* INFORMATION GIVEN:
<<<<

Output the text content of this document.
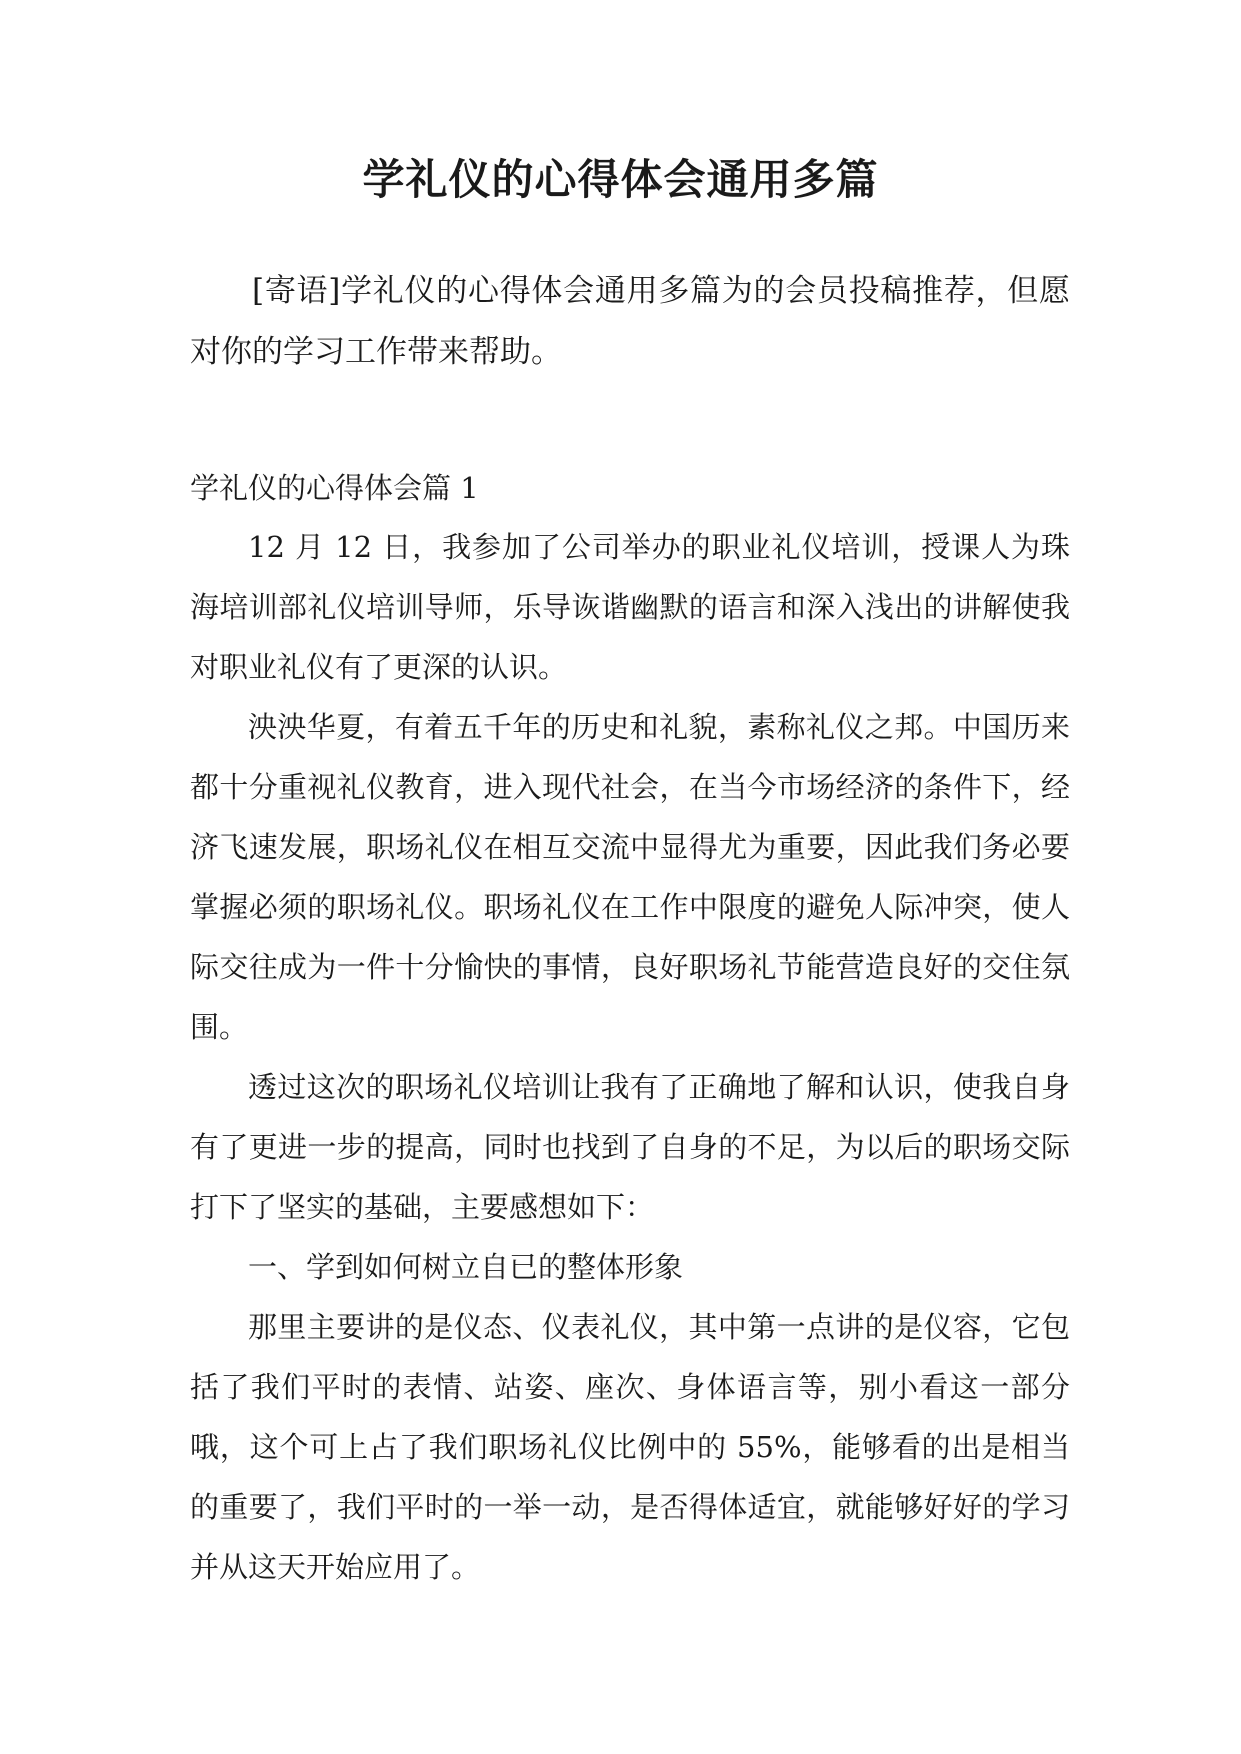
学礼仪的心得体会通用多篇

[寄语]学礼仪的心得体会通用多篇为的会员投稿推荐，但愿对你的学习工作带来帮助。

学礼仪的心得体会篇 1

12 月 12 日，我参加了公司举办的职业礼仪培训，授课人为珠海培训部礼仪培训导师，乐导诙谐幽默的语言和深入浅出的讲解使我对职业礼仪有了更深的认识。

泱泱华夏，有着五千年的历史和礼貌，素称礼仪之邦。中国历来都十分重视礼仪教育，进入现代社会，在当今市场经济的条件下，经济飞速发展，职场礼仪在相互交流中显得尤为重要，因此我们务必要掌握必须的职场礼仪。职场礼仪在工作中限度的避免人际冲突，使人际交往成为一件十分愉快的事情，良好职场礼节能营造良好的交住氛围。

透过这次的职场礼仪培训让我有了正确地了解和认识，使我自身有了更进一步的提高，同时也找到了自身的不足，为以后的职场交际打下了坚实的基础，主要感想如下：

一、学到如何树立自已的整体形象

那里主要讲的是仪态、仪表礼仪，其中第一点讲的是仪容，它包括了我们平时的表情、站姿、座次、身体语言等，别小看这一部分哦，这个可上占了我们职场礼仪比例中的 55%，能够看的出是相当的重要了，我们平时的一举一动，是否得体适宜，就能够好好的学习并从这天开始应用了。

>>>>
<<<<

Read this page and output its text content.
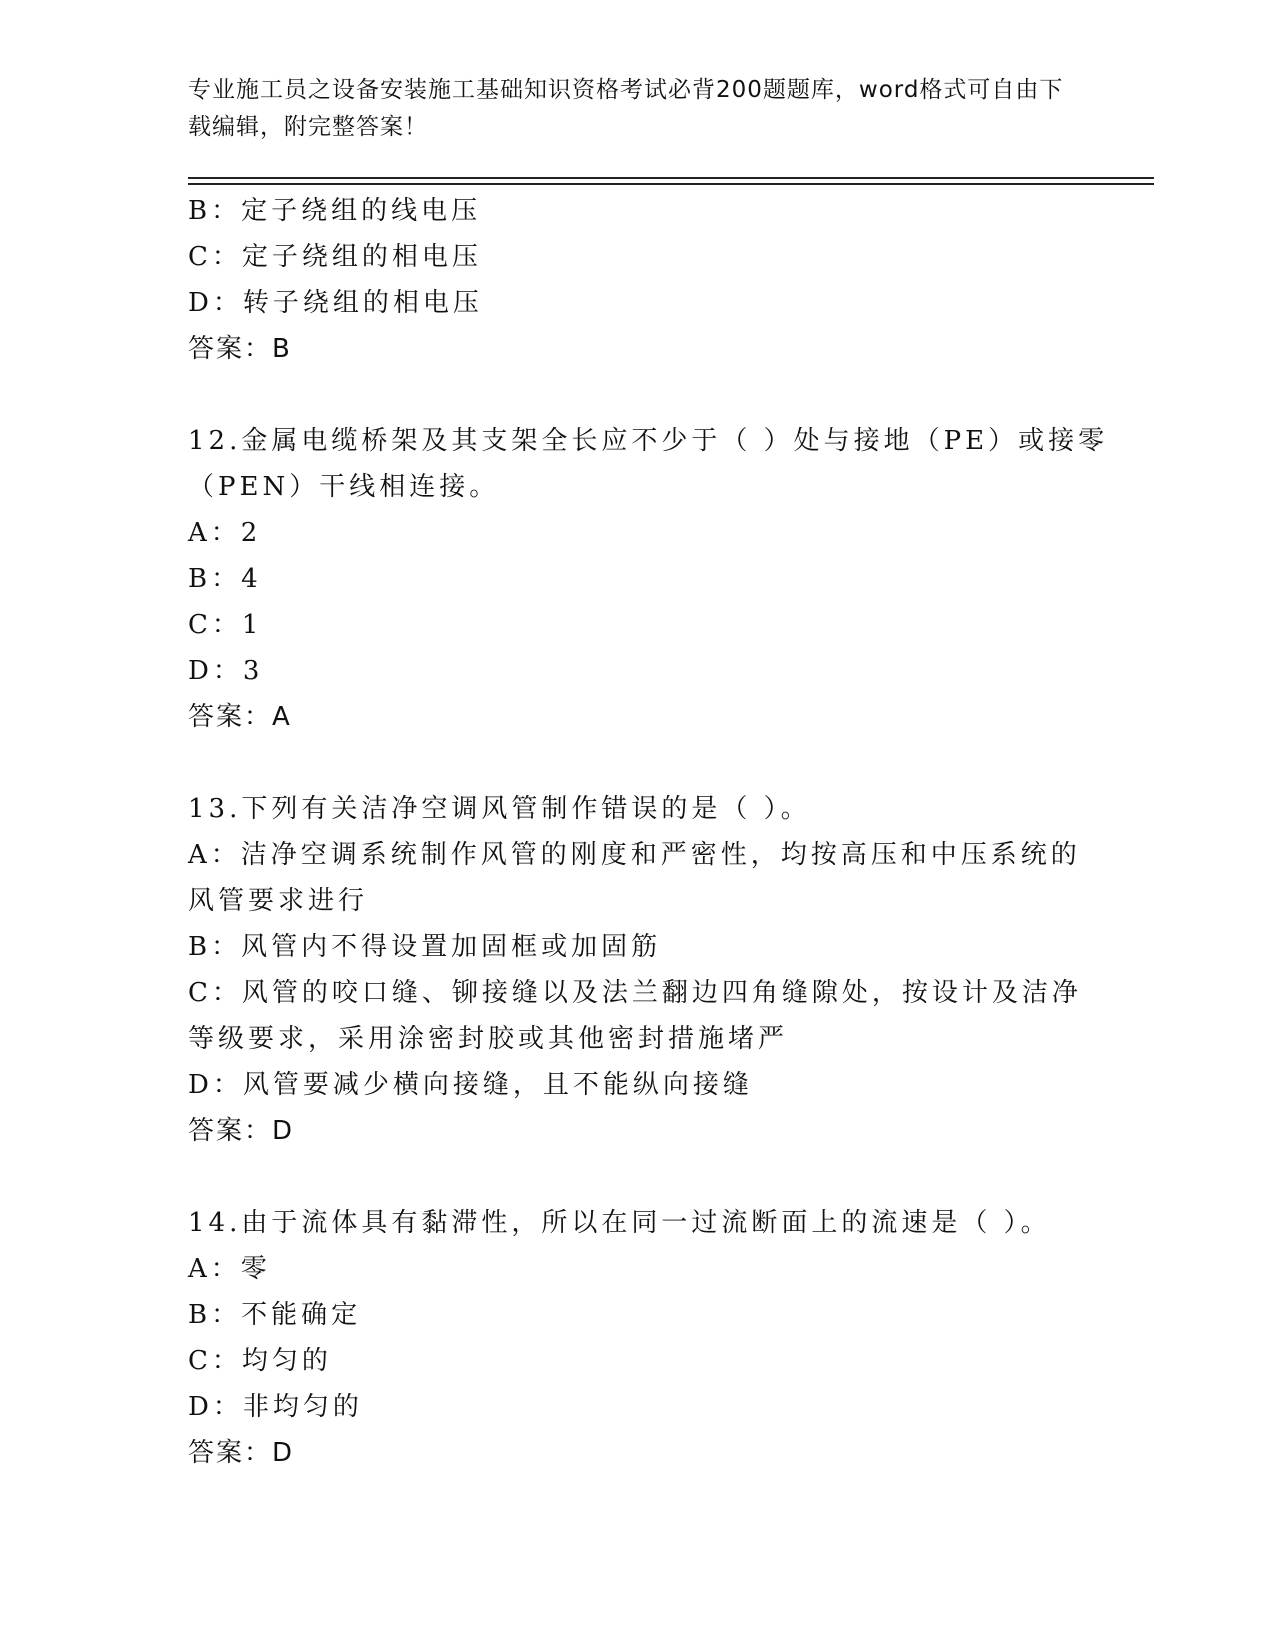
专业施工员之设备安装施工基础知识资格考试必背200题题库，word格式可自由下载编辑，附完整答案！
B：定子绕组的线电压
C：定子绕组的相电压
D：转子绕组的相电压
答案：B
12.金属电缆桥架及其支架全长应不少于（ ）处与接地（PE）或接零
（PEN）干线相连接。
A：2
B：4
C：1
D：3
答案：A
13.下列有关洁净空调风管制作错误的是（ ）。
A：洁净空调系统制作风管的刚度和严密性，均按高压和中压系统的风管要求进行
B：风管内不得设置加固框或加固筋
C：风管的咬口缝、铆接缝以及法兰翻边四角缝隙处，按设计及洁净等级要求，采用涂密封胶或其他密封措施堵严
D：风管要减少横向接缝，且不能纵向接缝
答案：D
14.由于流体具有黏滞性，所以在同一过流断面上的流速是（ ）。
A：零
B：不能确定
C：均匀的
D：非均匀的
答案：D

>>>>

* PROBLEM: Which lines hold the string "this"? List them all.

* REPLY TO THE TASK:
Output the text content of this document.
Read this page and output its text content.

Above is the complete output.